■ Items from a dataset:
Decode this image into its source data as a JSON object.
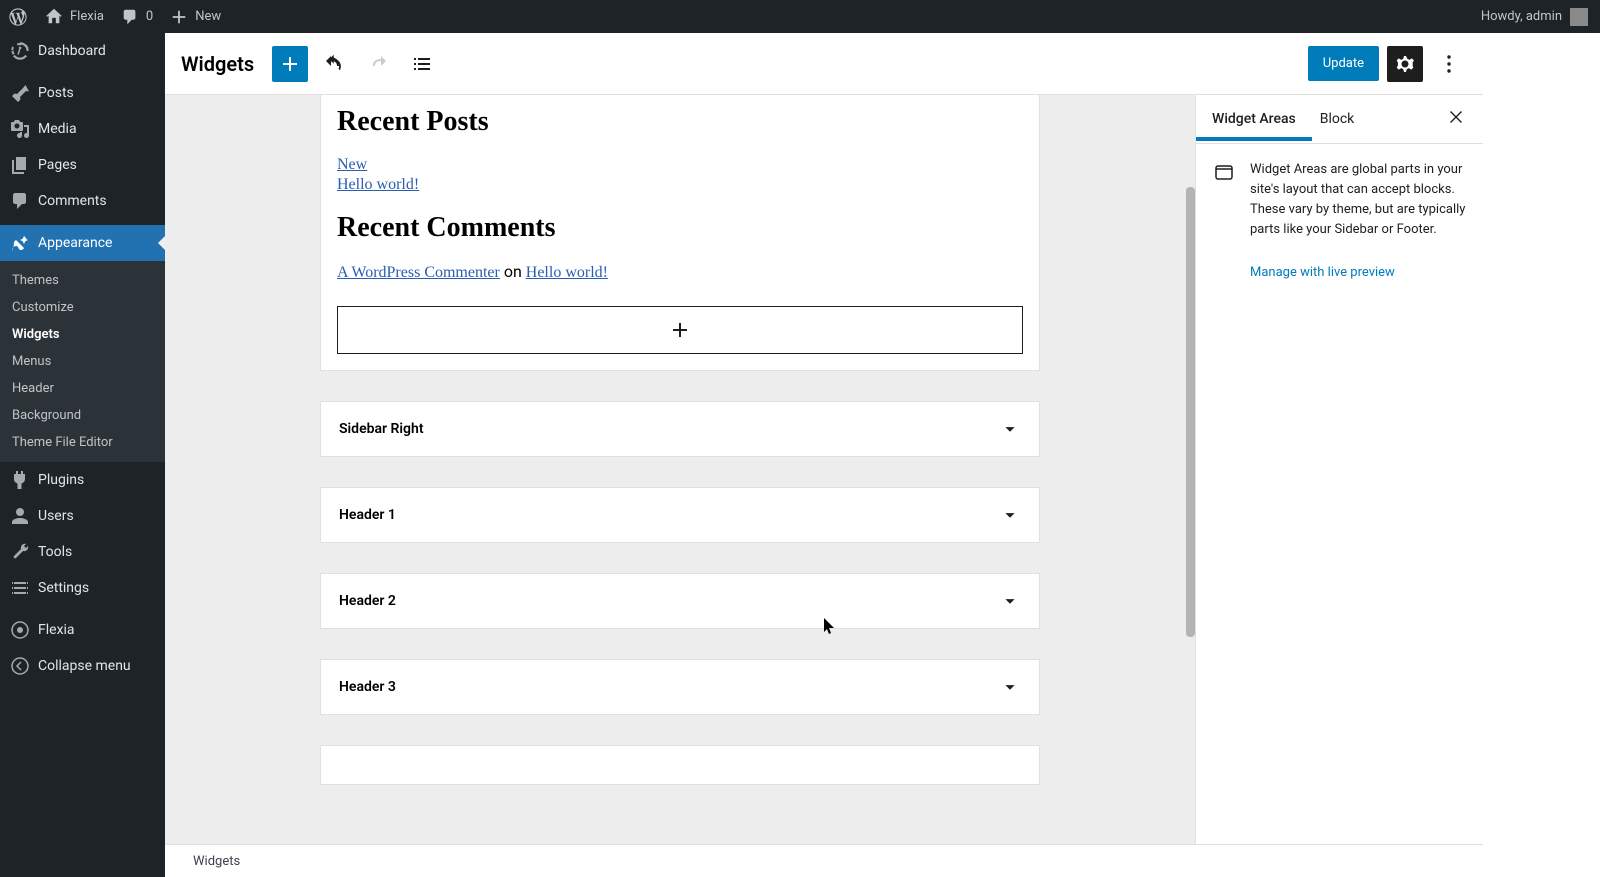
{
  "admin_bar": {
    "site_name": "Flexia",
    "comments_count": "0",
    "new_label": "New",
    "greeting": "Howdy, admin"
  },
  "admin_menu": {
    "dashboard": "Dashboard",
    "posts": "Posts",
    "media": "Media",
    "pages": "Pages",
    "comments": "Comments",
    "appearance": "Appearance",
    "appearance_sub": {
      "themes": "Themes",
      "customize": "Customize",
      "widgets": "Widgets",
      "menus": "Menus",
      "header": "Header",
      "background": "Background",
      "theme_file_editor": "Theme File Editor"
    },
    "plugins": "Plugins",
    "users": "Users",
    "tools": "Tools",
    "settings": "Settings",
    "flexia": "Flexia",
    "collapse": "Collapse menu"
  },
  "editor_header": {
    "title": "Widgets",
    "update_button": "Update"
  },
  "canvas": {
    "recent_posts_heading": "Recent Posts",
    "recent_posts": [
      "New",
      "Hello world!"
    ],
    "recent_comments_heading": "Recent Comments",
    "recent_comment": {
      "author": "A WordPress Commenter",
      "connector": " on ",
      "post": "Hello world!"
    },
    "areas": [
      "Sidebar Right",
      "Header 1",
      "Header 2",
      "Header 3"
    ]
  },
  "sidebar": {
    "tab_widget_areas": "Widget Areas",
    "tab_block": "Block",
    "description": "Widget Areas are global parts in your site's layout that can accept blocks. These vary by theme, but are typically parts like your Sidebar or Footer.",
    "manage_link": "Manage with live preview"
  },
  "status_bar": {
    "breadcrumb": "Widgets"
  }
}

■ Directive:
The data above needs to be retyped exactly, with the images left out.

■ Answer below:
Decode this image into its source data as a JSON object.
{
  "admin_bar": {
    "site_name": "Flexia",
    "comments_count": "0",
    "new_label": "New",
    "greeting": "Howdy, admin"
  },
  "admin_menu": {
    "dashboard": "Dashboard",
    "posts": "Posts",
    "media": "Media",
    "pages": "Pages",
    "comments": "Comments",
    "appearance": "Appearance",
    "appearance_sub": {
      "themes": "Themes",
      "customize": "Customize",
      "widgets": "Widgets",
      "menus": "Menus",
      "header": "Header",
      "background": "Background",
      "theme_file_editor": "Theme File Editor"
    },
    "plugins": "Plugins",
    "users": "Users",
    "tools": "Tools",
    "settings": "Settings",
    "flexia": "Flexia",
    "collapse": "Collapse menu"
  },
  "editor_header": {
    "title": "Widgets",
    "update_button": "Update"
  },
  "canvas": {
    "recent_posts_heading": "Recent Posts",
    "recent_posts": [
      "New",
      "Hello world!"
    ],
    "recent_comments_heading": "Recent Comments",
    "recent_comment": {
      "author": "A WordPress Commenter",
      "connector": " on ",
      "post": "Hello world!"
    },
    "areas": [
      "Sidebar Right",
      "Header 1",
      "Header 2",
      "Header 3"
    ]
  },
  "sidebar": {
    "tab_widget_areas": "Widget Areas",
    "tab_block": "Block",
    "description": "Widget Areas are global parts in your site's layout that can accept blocks. These vary by theme, but are typically parts like your Sidebar or Footer.",
    "manage_link": "Manage with live preview"
  },
  "status_bar": {
    "breadcrumb": "Widgets"
  }
}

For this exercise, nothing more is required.